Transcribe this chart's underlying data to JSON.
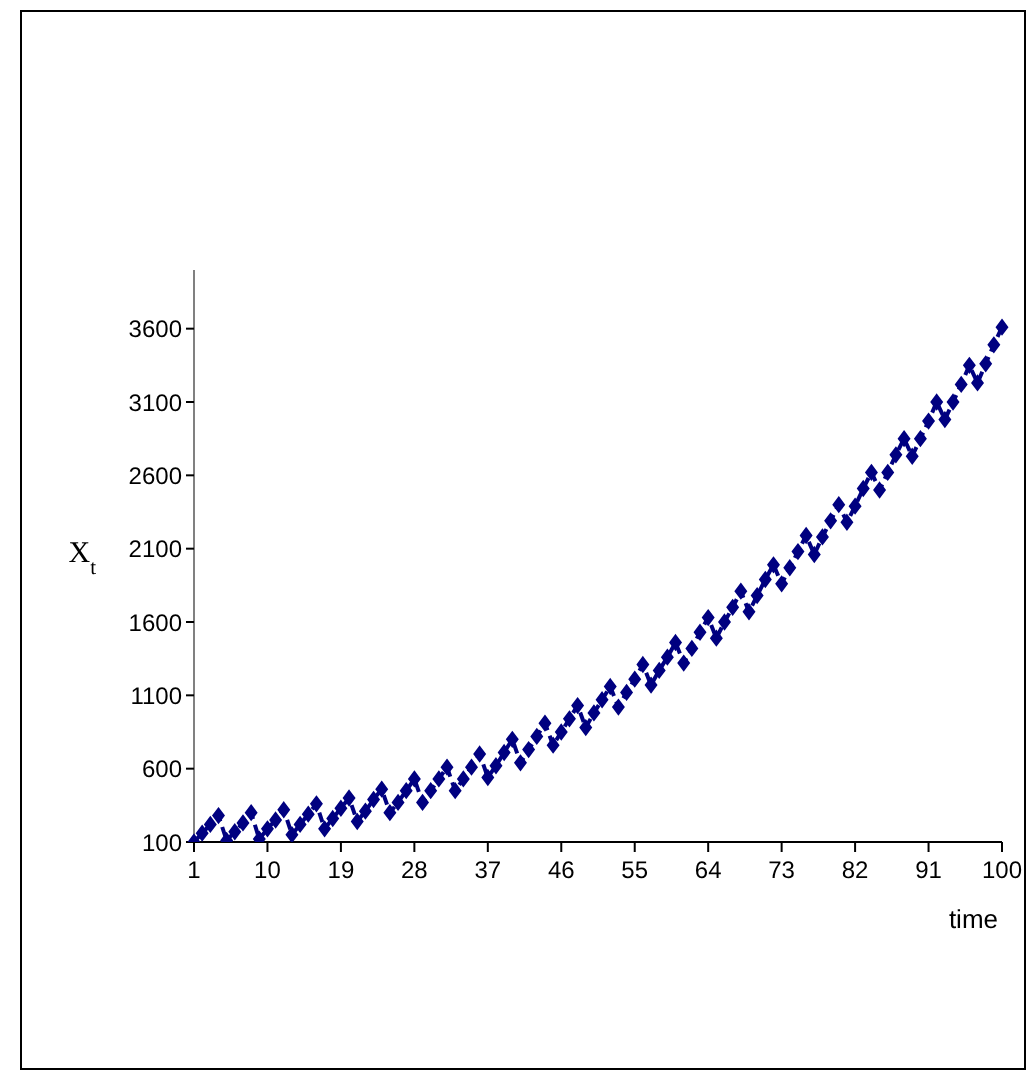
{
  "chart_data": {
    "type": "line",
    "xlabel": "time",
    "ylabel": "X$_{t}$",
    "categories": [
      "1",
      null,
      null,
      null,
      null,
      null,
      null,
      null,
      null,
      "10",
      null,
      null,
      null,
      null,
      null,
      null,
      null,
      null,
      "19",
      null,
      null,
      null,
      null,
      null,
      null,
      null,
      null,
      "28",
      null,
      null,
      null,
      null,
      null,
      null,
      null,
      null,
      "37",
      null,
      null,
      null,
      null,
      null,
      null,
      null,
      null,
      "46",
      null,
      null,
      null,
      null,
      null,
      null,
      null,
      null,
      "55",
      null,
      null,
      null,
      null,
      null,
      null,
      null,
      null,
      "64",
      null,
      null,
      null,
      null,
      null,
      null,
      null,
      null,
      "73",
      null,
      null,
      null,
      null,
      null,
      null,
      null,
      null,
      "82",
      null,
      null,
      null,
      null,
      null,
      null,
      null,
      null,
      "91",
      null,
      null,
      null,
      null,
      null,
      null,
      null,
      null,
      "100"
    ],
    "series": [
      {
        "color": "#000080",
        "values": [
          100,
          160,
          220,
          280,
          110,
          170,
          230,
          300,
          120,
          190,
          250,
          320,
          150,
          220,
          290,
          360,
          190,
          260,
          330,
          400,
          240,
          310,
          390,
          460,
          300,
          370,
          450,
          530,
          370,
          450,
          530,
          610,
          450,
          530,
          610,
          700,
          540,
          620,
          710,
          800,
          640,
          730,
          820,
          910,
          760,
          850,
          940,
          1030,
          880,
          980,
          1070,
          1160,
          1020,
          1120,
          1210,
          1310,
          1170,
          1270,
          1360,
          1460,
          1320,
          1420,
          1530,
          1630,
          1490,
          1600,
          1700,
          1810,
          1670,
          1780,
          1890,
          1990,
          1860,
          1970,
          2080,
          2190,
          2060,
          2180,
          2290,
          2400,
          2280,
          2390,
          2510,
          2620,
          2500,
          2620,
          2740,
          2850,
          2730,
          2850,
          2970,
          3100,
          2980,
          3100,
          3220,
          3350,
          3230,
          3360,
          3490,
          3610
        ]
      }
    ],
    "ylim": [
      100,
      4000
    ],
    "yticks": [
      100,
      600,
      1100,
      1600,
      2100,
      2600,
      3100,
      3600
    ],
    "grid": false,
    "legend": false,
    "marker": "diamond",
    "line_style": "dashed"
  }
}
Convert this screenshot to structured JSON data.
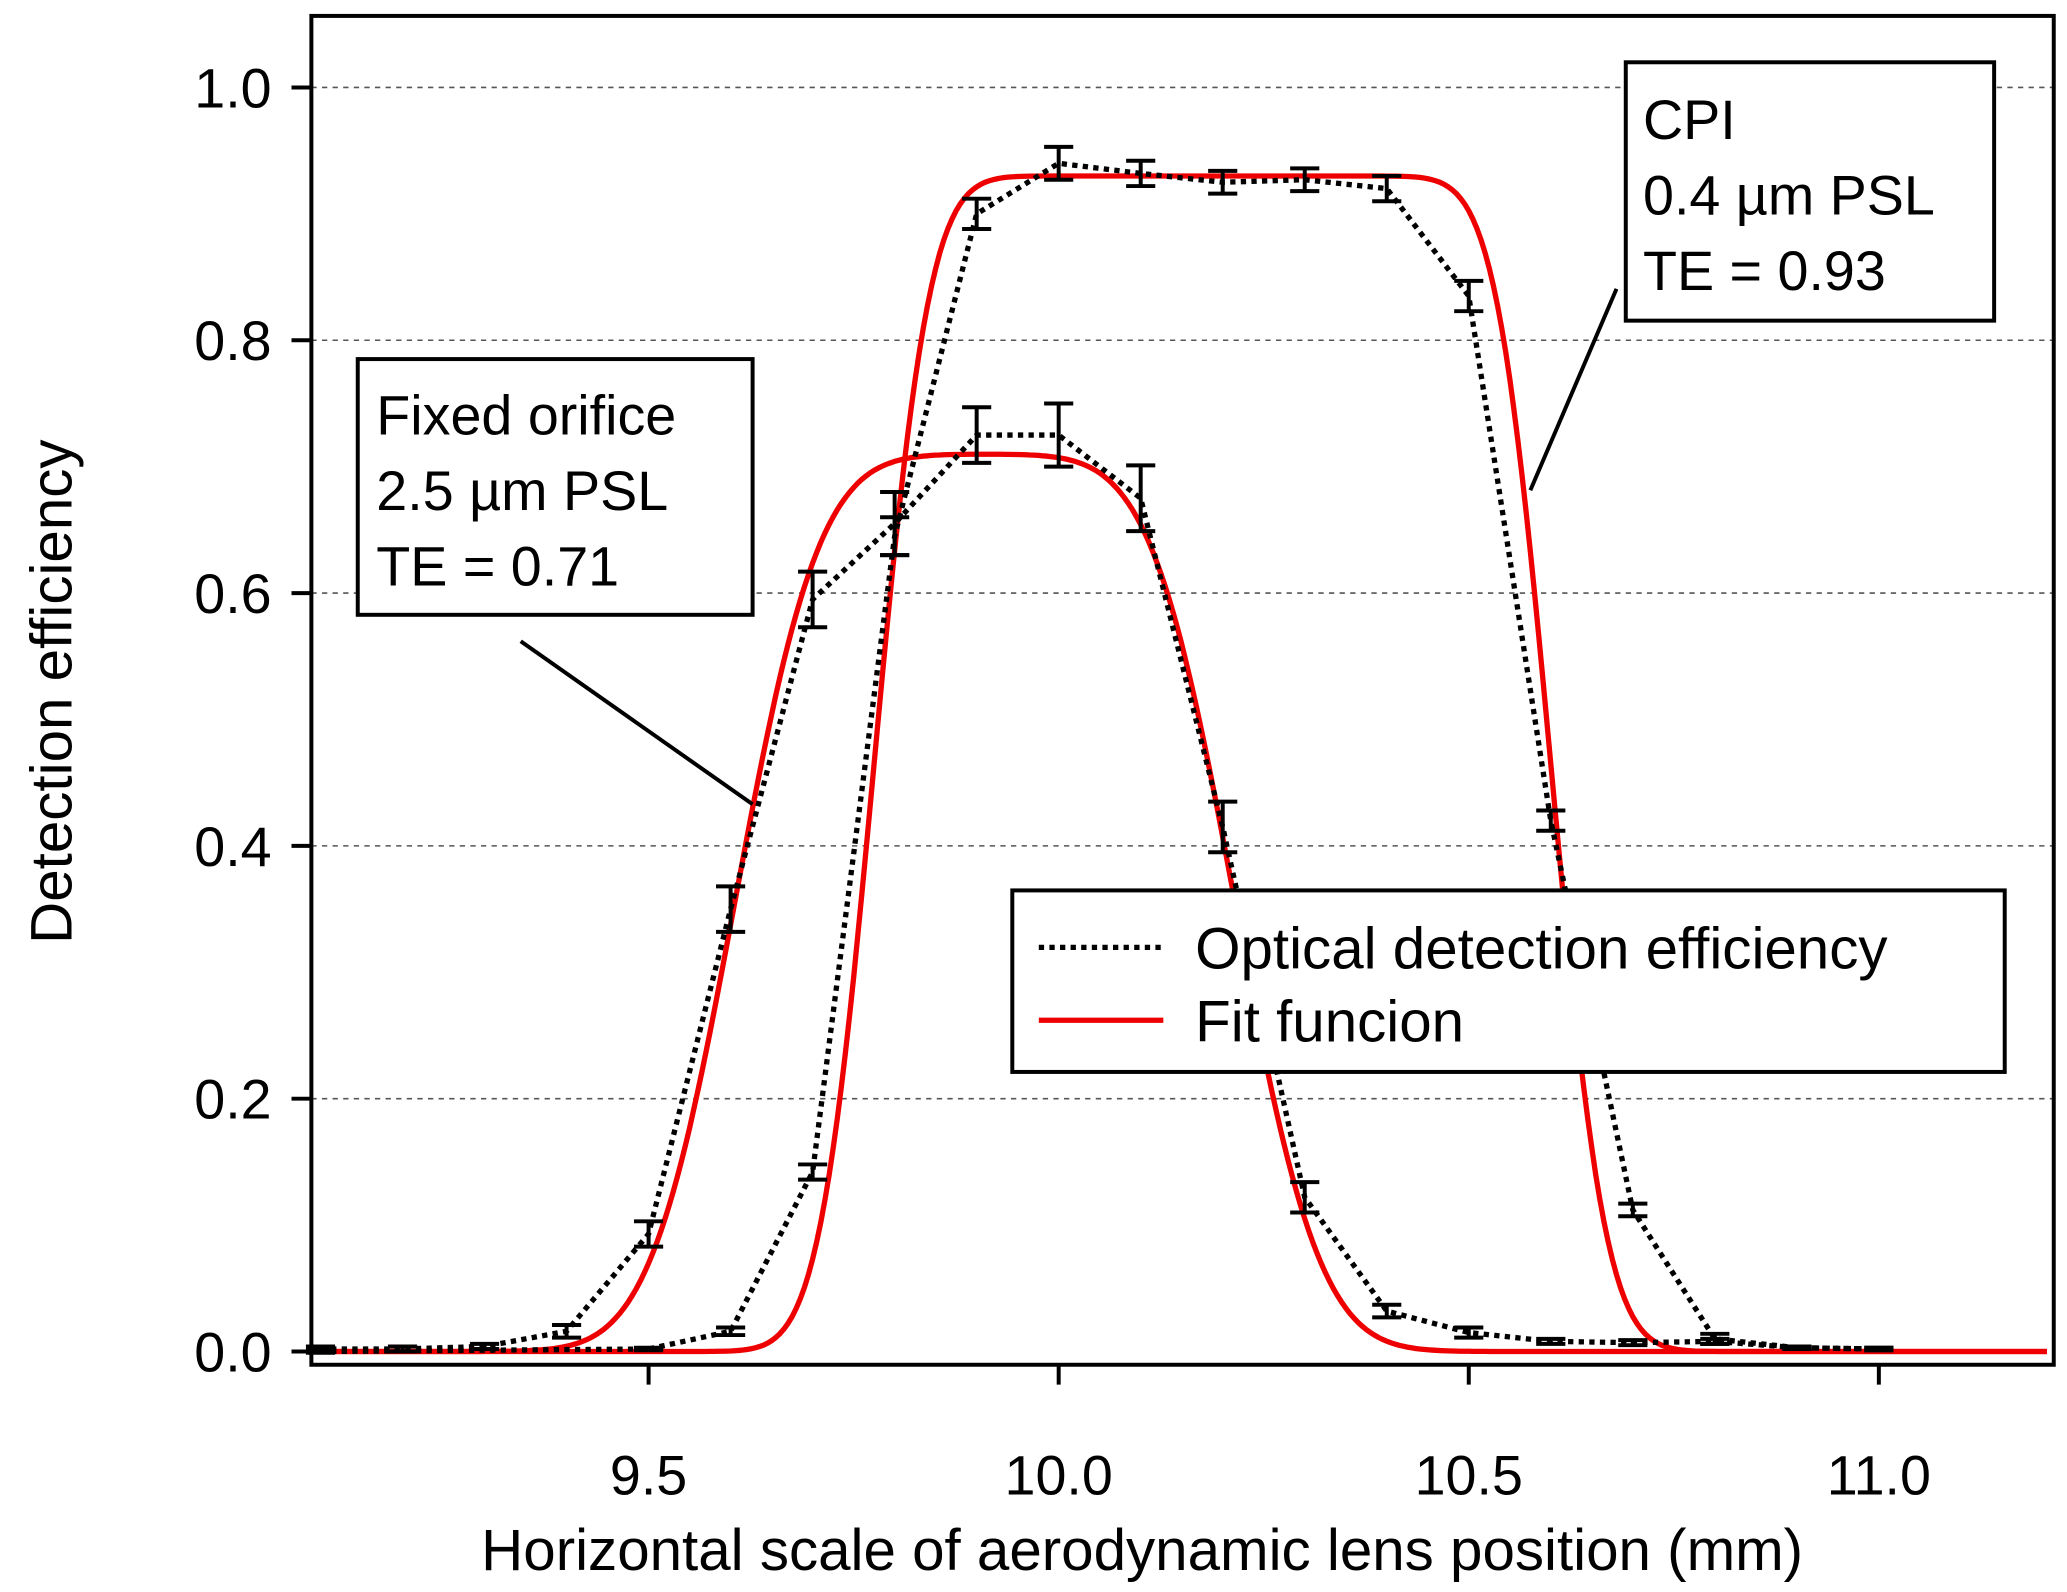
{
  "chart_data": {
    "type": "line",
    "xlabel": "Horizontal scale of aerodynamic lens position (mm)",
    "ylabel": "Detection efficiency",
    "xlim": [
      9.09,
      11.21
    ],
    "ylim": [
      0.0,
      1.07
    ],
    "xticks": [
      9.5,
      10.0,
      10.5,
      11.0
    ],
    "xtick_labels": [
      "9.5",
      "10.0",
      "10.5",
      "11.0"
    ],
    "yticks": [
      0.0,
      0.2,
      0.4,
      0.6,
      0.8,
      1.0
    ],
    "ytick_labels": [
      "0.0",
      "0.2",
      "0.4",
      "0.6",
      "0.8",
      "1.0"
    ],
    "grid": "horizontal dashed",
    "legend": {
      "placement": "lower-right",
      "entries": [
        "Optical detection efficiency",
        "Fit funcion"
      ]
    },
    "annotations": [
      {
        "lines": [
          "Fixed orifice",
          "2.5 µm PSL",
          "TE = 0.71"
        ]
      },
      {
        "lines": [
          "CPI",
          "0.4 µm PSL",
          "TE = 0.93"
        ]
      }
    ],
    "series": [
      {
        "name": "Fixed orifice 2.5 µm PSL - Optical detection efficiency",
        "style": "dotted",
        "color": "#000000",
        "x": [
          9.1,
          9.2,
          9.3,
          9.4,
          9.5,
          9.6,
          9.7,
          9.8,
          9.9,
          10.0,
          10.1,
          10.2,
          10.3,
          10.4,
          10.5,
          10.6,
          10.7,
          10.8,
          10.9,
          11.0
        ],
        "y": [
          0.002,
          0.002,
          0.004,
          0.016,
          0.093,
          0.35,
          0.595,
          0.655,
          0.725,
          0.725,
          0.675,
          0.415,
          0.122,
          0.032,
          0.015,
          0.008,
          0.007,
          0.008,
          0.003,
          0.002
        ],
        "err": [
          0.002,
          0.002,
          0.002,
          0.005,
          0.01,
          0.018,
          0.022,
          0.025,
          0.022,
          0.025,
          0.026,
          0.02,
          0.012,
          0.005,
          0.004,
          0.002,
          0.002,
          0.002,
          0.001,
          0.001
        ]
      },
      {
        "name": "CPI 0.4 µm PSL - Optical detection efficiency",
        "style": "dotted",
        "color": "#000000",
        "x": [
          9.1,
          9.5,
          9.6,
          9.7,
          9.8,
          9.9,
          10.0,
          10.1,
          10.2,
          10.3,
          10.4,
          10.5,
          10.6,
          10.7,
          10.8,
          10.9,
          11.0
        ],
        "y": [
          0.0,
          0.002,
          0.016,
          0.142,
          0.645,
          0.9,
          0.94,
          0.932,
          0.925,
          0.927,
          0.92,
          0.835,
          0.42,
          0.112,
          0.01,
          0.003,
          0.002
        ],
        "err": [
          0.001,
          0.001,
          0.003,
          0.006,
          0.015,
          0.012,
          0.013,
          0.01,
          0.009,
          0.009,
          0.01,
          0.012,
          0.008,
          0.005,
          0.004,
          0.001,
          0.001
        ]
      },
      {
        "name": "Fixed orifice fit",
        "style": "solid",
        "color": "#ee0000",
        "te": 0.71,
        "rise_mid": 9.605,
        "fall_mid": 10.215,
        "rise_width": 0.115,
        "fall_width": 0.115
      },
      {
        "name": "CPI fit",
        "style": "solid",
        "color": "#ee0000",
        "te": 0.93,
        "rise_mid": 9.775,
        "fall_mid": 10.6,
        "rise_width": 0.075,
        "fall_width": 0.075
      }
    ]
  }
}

---

*Exercise goal*
Set down the complete material exactly, but do not include the images.

*The response*
Transcribe this chart's underlying data to JSON.
{
  "chart_data": {
    "type": "line",
    "xlabel": "time",
    "ylabel": "X$_{t}$",
    "categories": [
      "1",
      null,
      null,
      null,
      null,
      null,
      null,
      null,
      null,
      "10",
      null,
      null,
      null,
      null,
      null,
      null,
      null,
      null,
      "19",
      null,
      null,
      null,
      null,
      null,
      null,
      null,
      null,
      "28",
      null,
      null,
      null,
      null,
      null,
      null,
      null,
      null,
      "37",
      null,
      null,
      null,
      null,
      null,
      null,
      null,
      null,
      "46",
      null,
      null,
      null,
      null,
      null,
      null,
      null,
      null,
      "55",
      null,
      null,
      null,
      null,
      null,
      null,
      null,
      null,
      "64",
      null,
      null,
      null,
      null,
      null,
      null,
      null,
      null,
      "73",
      null,
      null,
      null,
      null,
      null,
      null,
      null,
      null,
      "82",
      null,
      null,
      null,
      null,
      null,
      null,
      null,
      null,
      "91",
      null,
      null,
      null,
      null,
      null,
      null,
      null,
      null,
      "100"
    ],
    "series": [
      {
        "color": "#000080",
        "values": [
          100,
          160,
          220,
          280,
          110,
          170,
          230,
          300,
          120,
          190,
          250,
          320,
          150,
          220,
          290,
          360,
          190,
          260,
          330,
          400,
          240,
          310,
          390,
          460,
          300,
          370,
          450,
          530,
          370,
          450,
          530,
          610,
          450,
          530,
          610,
          700,
          540,
          620,
          710,
          800,
          640,
          730,
          820,
          910,
          760,
          850,
          940,
          1030,
          880,
          980,
          1070,
          1160,
          1020,
          1120,
          1210,
          1310,
          1170,
          1270,
          1360,
          1460,
          1320,
          1420,
          1530,
          1630,
          1490,
          1600,
          1700,
          1810,
          1670,
          1780,
          1890,
          1990,
          1860,
          1970,
          2080,
          2190,
          2060,
          2180,
          2290,
          2400,
          2280,
          2390,
          2510,
          2620,
          2500,
          2620,
          2740,
          2850,
          2730,
          2850,
          2970,
          3100,
          2980,
          3100,
          3220,
          3350,
          3230,
          3360,
          3490,
          3610
        ]
      }
    ],
    "ylim": [
      100,
      4000
    ],
    "yticks": [
      100,
      600,
      1100,
      1600,
      2100,
      2600,
      3100,
      3600
    ],
    "grid": false,
    "legend": false,
    "marker": "diamond",
    "line_style": "dashed"
  }
}
Convert this screenshot to structured JSON data.
{
  "chart_data": {
    "type": "line",
    "xlabel": "Horizontal scale of aerodynamic lens position (mm)",
    "ylabel": "Detection efficiency",
    "xlim": [
      9.09,
      11.21
    ],
    "ylim": [
      0.0,
      1.07
    ],
    "xticks": [
      9.5,
      10.0,
      10.5,
      11.0
    ],
    "xtick_labels": [
      "9.5",
      "10.0",
      "10.5",
      "11.0"
    ],
    "yticks": [
      0.0,
      0.2,
      0.4,
      0.6,
      0.8,
      1.0
    ],
    "ytick_labels": [
      "0.0",
      "0.2",
      "0.4",
      "0.6",
      "0.8",
      "1.0"
    ],
    "grid": "horizontal dashed",
    "legend": {
      "placement": "lower-right",
      "entries": [
        "Optical detection efficiency",
        "Fit funcion"
      ]
    },
    "annotations": [
      {
        "lines": [
          "Fixed orifice",
          "2.5 µm PSL",
          "TE = 0.71"
        ]
      },
      {
        "lines": [
          "CPI",
          "0.4 µm PSL",
          "TE = 0.93"
        ]
      }
    ],
    "series": [
      {
        "name": "Fixed orifice 2.5 µm PSL - Optical detection efficiency",
        "style": "dotted",
        "color": "#000000",
        "x": [
          9.1,
          9.2,
          9.3,
          9.4,
          9.5,
          9.6,
          9.7,
          9.8,
          9.9,
          10.0,
          10.1,
          10.2,
          10.3,
          10.4,
          10.5,
          10.6,
          10.7,
          10.8,
          10.9,
          11.0
        ],
        "y": [
          0.002,
          0.002,
          0.004,
          0.016,
          0.093,
          0.35,
          0.595,
          0.655,
          0.725,
          0.725,
          0.675,
          0.415,
          0.122,
          0.032,
          0.015,
          0.008,
          0.007,
          0.008,
          0.003,
          0.002
        ],
        "err": [
          0.002,
          0.002,
          0.002,
          0.005,
          0.01,
          0.018,
          0.022,
          0.025,
          0.022,
          0.025,
          0.026,
          0.02,
          0.012,
          0.005,
          0.004,
          0.002,
          0.002,
          0.002,
          0.001,
          0.001
        ]
      },
      {
        "name": "CPI 0.4 µm PSL - Optical detection efficiency",
        "style": "dotted",
        "color": "#000000",
        "x": [
          9.1,
          9.5,
          9.6,
          9.7,
          9.8,
          9.9,
          10.0,
          10.1,
          10.2,
          10.3,
          10.4,
          10.5,
          10.6,
          10.7,
          10.8,
          10.9,
          11.0
        ],
        "y": [
          0.0,
          0.002,
          0.016,
          0.142,
          0.645,
          0.9,
          0.94,
          0.932,
          0.925,
          0.927,
          0.92,
          0.835,
          0.42,
          0.112,
          0.01,
          0.003,
          0.002
        ],
        "err": [
          0.001,
          0.001,
          0.003,
          0.006,
          0.015,
          0.012,
          0.013,
          0.01,
          0.009,
          0.009,
          0.01,
          0.012,
          0.008,
          0.005,
          0.004,
          0.001,
          0.001
        ]
      },
      {
        "name": "Fixed orifice fit",
        "style": "solid",
        "color": "#ee0000",
        "te": 0.71,
        "rise_mid": 9.605,
        "fall_mid": 10.215,
        "rise_width": 0.115,
        "fall_width": 0.115
      },
      {
        "name": "CPI fit",
        "style": "solid",
        "color": "#ee0000",
        "te": 0.93,
        "rise_mid": 9.775,
        "fall_mid": 10.6,
        "rise_width": 0.075,
        "fall_width": 0.075
      }
    ]
  }
}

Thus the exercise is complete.